Pictures aside, write out every record exactly as it appears.

[Saved entries]

********

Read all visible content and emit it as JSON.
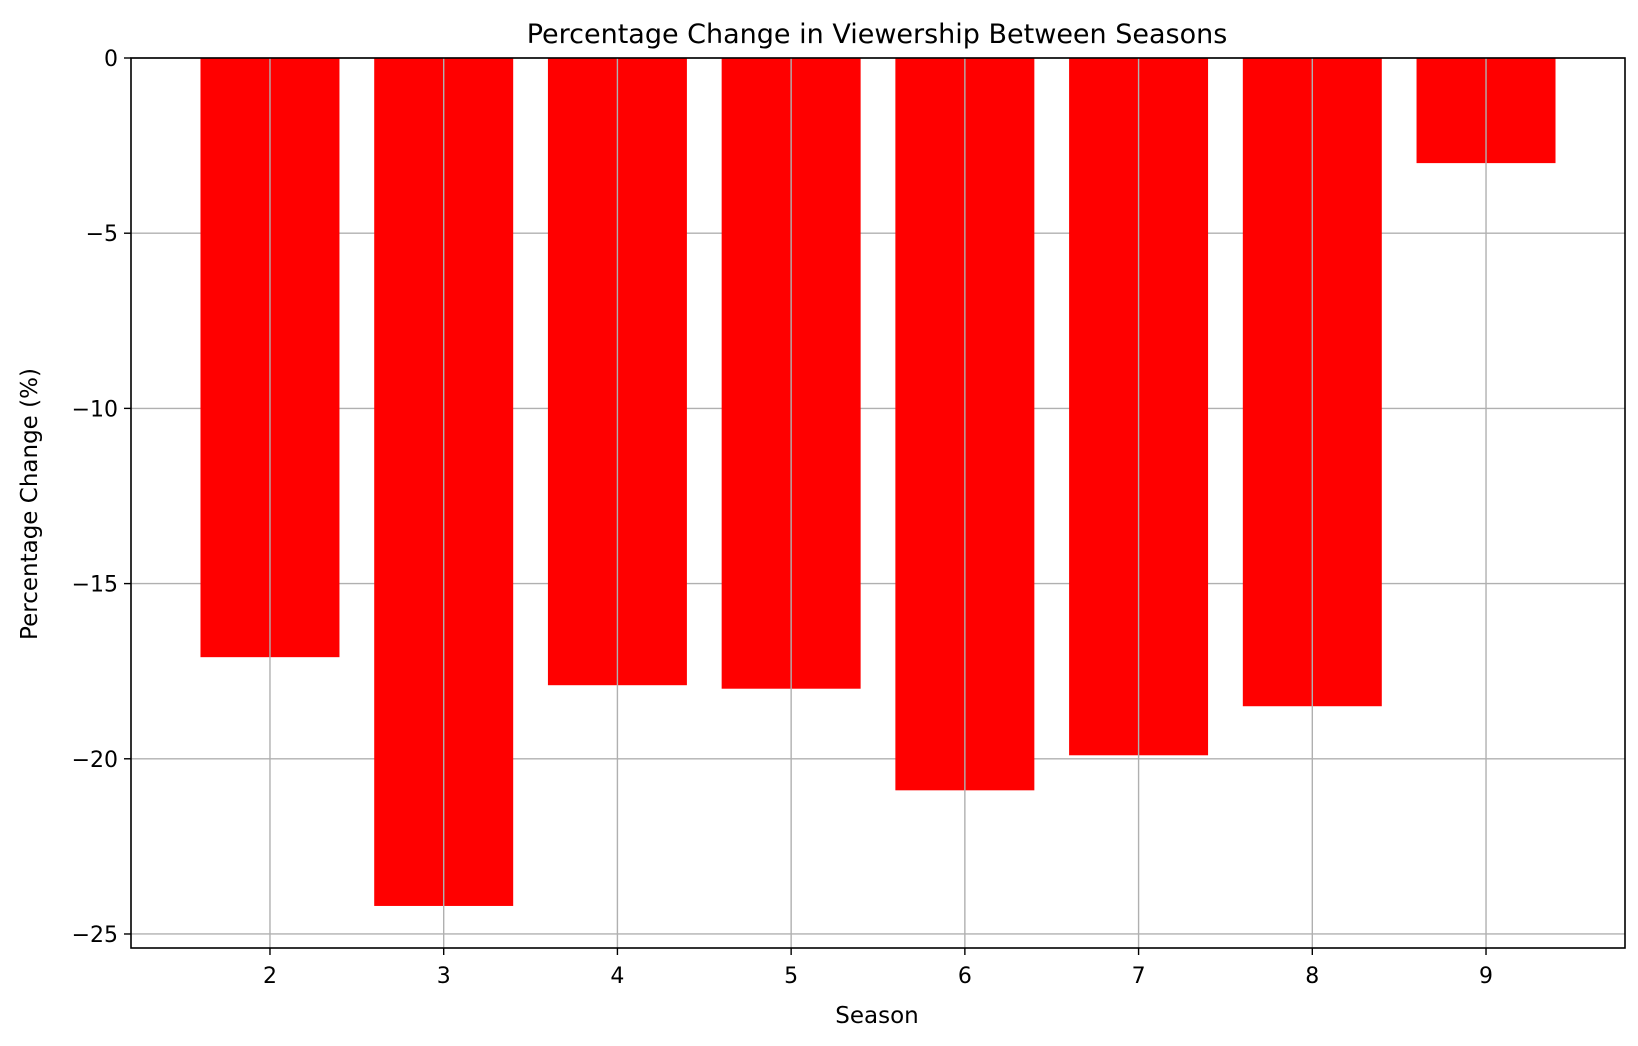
{
  "chart_data": {
    "type": "bar",
    "title": "Percentage Change in Viewership Between Seasons",
    "xlabel": "Season",
    "ylabel": "Percentage Change (%)",
    "categories": [
      "2",
      "3",
      "4",
      "5",
      "6",
      "7",
      "8",
      "9"
    ],
    "x": [
      2,
      3,
      4,
      5,
      6,
      7,
      8,
      9
    ],
    "values": [
      -17.1,
      -24.2,
      -17.9,
      -18.0,
      -20.9,
      -19.9,
      -18.5,
      -3.0
    ],
    "xlim": [
      1.2,
      9.8
    ],
    "ylim": [
      -25.4,
      0
    ],
    "yticks": [
      0,
      -5,
      -10,
      -15,
      -20,
      -25
    ],
    "ytick_labels": [
      "0",
      "−5",
      "−10",
      "−15",
      "−20",
      "−25"
    ],
    "bar_color": "#ff0000",
    "grid": true,
    "legend": "none"
  }
}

********

#### FULL ANSWER:
Read all visible content and emit it as JSON.
{
  "chart_data": {
    "type": "bar",
    "title": "Percentage Change in Viewership Between Seasons",
    "xlabel": "Season",
    "ylabel": "Percentage Change (%)",
    "categories": [
      "2",
      "3",
      "4",
      "5",
      "6",
      "7",
      "8",
      "9"
    ],
    "x": [
      2,
      3,
      4,
      5,
      6,
      7,
      8,
      9
    ],
    "values": [
      -17.1,
      -24.2,
      -17.9,
      -18.0,
      -20.9,
      -19.9,
      -18.5,
      -3.0
    ],
    "xlim": [
      1.2,
      9.8
    ],
    "ylim": [
      -25.4,
      0
    ],
    "yticks": [
      0,
      -5,
      -10,
      -15,
      -20,
      -25
    ],
    "ytick_labels": [
      "0",
      "−5",
      "−10",
      "−15",
      "−20",
      "−25"
    ],
    "bar_color": "#ff0000",
    "grid": true,
    "legend": "none"
  }
}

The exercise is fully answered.